Copy out each line that has "trillions" in it.
══ Extracted information
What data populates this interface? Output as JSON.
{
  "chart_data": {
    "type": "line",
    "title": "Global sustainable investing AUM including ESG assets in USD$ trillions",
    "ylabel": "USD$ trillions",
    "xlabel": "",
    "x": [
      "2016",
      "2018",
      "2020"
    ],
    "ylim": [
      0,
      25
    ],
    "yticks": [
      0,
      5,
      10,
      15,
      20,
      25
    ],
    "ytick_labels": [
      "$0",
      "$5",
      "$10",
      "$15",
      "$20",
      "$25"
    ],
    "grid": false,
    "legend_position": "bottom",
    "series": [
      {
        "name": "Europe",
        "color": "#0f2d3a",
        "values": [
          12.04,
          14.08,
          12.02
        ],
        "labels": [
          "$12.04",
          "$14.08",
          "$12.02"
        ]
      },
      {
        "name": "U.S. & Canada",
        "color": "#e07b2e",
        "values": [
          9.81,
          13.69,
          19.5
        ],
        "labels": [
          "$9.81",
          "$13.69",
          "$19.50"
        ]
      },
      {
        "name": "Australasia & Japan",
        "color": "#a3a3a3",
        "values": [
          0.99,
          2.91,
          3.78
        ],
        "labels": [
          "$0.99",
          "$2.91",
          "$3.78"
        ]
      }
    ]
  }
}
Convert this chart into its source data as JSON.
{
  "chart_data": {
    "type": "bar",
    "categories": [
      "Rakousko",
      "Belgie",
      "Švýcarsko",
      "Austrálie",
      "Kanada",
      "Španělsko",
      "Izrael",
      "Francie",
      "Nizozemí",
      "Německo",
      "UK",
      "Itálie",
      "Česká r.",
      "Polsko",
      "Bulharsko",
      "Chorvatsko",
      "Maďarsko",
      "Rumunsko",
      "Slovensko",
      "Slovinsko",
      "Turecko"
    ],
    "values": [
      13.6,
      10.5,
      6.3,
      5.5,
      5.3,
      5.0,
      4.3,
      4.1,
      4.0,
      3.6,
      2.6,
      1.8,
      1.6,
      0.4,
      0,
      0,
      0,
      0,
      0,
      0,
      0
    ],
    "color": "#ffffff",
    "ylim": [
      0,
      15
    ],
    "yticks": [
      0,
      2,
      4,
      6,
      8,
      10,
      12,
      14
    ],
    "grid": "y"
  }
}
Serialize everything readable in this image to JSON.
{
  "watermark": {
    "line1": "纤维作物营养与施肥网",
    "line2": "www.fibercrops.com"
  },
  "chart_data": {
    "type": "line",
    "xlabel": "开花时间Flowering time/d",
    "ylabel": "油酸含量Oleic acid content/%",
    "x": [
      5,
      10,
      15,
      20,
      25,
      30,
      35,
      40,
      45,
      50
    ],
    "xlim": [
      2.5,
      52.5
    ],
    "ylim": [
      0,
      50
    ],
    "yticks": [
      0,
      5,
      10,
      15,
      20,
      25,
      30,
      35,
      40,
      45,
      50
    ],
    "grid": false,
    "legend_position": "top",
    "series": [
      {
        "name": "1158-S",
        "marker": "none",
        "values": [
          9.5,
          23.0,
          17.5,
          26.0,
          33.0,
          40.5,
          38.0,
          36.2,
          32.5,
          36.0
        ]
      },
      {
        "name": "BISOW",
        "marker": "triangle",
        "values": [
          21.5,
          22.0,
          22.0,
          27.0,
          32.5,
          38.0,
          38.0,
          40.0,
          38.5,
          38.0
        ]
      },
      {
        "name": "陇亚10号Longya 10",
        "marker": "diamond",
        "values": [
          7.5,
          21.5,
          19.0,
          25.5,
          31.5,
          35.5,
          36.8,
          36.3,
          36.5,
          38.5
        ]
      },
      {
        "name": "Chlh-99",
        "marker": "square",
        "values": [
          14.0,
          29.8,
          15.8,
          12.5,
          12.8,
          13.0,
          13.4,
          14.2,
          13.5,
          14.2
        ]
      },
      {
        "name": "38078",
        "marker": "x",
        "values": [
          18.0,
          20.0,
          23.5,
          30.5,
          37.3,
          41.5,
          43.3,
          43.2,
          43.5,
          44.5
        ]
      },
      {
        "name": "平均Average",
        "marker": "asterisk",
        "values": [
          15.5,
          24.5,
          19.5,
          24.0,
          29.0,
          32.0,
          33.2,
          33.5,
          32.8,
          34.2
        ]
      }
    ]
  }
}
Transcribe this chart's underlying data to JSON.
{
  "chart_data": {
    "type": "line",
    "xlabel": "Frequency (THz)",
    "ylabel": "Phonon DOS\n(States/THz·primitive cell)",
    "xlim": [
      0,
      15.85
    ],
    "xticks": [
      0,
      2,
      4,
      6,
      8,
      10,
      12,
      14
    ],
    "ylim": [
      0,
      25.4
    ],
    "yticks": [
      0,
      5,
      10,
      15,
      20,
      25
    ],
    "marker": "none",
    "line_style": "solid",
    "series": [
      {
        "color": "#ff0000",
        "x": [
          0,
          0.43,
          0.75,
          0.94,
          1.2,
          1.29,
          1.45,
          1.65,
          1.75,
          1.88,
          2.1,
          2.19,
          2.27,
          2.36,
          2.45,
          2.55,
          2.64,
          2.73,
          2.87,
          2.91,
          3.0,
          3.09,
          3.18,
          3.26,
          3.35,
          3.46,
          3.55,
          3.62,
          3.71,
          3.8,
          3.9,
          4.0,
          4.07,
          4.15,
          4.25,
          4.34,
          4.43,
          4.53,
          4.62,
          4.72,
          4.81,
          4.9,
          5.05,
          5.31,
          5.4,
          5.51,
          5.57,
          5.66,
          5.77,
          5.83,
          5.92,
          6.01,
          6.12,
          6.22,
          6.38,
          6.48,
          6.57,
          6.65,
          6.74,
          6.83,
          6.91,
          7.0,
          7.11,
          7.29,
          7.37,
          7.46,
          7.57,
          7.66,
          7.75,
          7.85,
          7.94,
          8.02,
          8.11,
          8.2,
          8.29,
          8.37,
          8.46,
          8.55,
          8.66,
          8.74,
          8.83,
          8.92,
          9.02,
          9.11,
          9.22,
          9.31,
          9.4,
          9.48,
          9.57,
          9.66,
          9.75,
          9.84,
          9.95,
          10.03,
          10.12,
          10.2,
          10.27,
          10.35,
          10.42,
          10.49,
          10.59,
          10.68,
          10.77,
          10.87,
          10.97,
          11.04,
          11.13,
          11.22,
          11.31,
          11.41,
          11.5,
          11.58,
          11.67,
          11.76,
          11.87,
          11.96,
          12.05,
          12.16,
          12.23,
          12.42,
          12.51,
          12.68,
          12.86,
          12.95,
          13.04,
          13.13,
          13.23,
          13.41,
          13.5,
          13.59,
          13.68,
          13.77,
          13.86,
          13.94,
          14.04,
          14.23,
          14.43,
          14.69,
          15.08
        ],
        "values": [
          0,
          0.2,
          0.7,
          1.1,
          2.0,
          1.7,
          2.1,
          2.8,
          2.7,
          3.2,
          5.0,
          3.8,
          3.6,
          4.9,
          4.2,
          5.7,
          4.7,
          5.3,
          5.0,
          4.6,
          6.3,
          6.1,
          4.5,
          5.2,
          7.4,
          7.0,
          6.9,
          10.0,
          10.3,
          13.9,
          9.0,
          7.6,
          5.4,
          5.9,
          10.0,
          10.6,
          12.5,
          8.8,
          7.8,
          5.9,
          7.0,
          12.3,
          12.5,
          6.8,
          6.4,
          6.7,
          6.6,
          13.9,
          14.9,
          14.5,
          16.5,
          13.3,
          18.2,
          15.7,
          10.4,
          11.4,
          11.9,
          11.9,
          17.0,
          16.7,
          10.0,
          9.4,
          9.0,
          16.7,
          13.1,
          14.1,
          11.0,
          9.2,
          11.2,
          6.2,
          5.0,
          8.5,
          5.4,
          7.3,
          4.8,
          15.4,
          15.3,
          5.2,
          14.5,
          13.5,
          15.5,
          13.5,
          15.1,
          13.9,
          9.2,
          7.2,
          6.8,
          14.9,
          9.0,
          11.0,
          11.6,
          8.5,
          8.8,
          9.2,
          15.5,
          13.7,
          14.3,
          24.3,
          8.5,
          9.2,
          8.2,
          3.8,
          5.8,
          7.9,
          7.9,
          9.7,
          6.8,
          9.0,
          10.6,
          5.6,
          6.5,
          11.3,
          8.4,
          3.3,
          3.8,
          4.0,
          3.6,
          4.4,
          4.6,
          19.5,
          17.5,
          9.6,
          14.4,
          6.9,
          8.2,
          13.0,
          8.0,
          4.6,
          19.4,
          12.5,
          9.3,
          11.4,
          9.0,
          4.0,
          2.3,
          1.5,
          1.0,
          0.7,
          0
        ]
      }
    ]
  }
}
════
» Task answer
    "title": "Global sustainable investing AUM including ESG assets in USD$ trillions",
    "ylabel": "USD$ trillions",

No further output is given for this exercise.